**OBJECTIVE:** Check each line of the entries below for the string "оборудования"; copy every line where it appears.

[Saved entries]
########################################

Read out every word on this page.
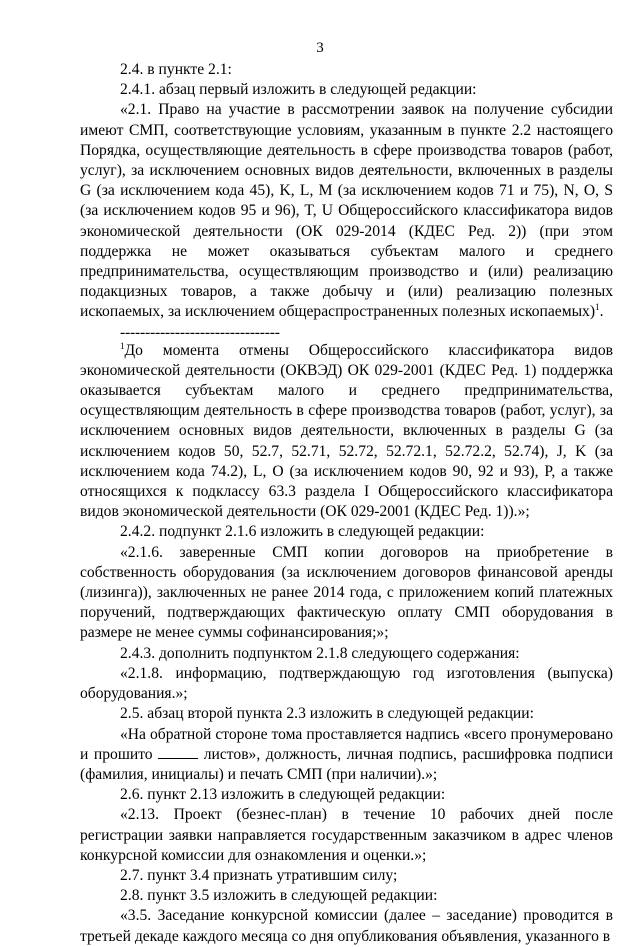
3

2.4. в пункте 2.1:

2.4.1. абзац первый изложить в следующей редакции:

«2.1. Право на участие в рассмотрении заявок на получение субсидии имеют СМП, соответствующие условиям, указанным в пункте 2.2 настоящего Порядка, осуществляющие деятельность в сфере производства товаров (работ, услуг), за исключением основных видов деятельности, включенных в разделы G (за исключением кода 45), K, L, M (за исключением кодов 71 и 75), N, O, S (за исключением кодов 95 и 96), T, U Общероссийского классификатора видов экономической деятельности (ОК 029-2014 (КДЕС Ред. 2)) (при этом поддержка не может оказываться субъектам малого и среднего предпринимательства, осуществляющим производство и (или) реализацию подакцизных товаров, а также добычу и (или) реализацию полезных ископаемых, за исключением общераспространенных полезных ископаемых)$^1$.

--------------------------------

$^1$До момента отмены Общероссийского классификатора видов экономической деятельности (ОКВЭД) ОК 029-2001 (КДЕС Ред. 1) поддержка оказывается субъектам малого и среднего предпринимательства, осуществляющим деятельность в сфере производства товаров (работ, услуг), за исключением основных видов деятельности, включенных в разделы G (за исключением кодов 50, 52.7, 52.71, 52.72, 52.72.1, 52.72.2, 52.74), J, K (за исключением кода 74.2), L, O (за исключением кодов 90, 92 и 93), P, а также относящихся к подклассу 63.3 раздела I Общероссийского классификатора видов экономической деятельности (ОК 029-2001 (КДЕС Ред. 1)).»;

2.4.2. подпункт 2.1.6 изложить в следующей редакции:

«2.1.6. заверенные СМП копии договоров на приобретение в собственность оборудования (за исключением договоров финансовой аренды (лизинга)), заключенных не ранее 2014 года, с приложением копий платежных поручений, подтверждающих фактическую оплату СМП оборудования в размере не менее суммы софинансирования;»;

2.4.3. дополнить подпунктом 2.1.8 следующего содержания:

«2.1.8. информацию, подтверждающую год изготовления (выпуска) оборудования.»;

2.5. абзац второй пункта 2.3 изложить в следующей редакции:

«На обратной стороне тома проставляется надпись «всего пронумеровано и прошито	листов», должность, личная подпись, расшифровка подписи (фамилия, инициалы) и печать СМП (при наличии).»;

2.6. пункт 2.13 изложить в следующей редакции:

«2.13. Проект (безнес-план) в течение 10 рабочих дней после регистрации заявки направляется государственным заказчиком в адрес членов конкурсной комиссии для ознакомления и оценки.»;

2.7. пункт 3.4 признать утратившим силу;

2.8. пункт 3.5 изложить в следующей редакции:

«3.5. Заседание конкурсной комиссии (далее – заседание) проводится в третьей декаде каждого месяца со дня опубликования объявления, указанного в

########################################

**COMPLETE OUTPUT:**
«2.1.6. заверенные СМП копии договоров на приобретение в собственность оборудования (за исключением договоров финансовой аренды (лизинга)), заключенных не ранее 2014 года, с приложением копий платежных поручений, подтверждающих фактическую оплату СМП оборудования в размере не менее суммы софинансирования;»;
«2.1.8. информацию, подтверждающую год изготовления (выпуска) оборудования.»;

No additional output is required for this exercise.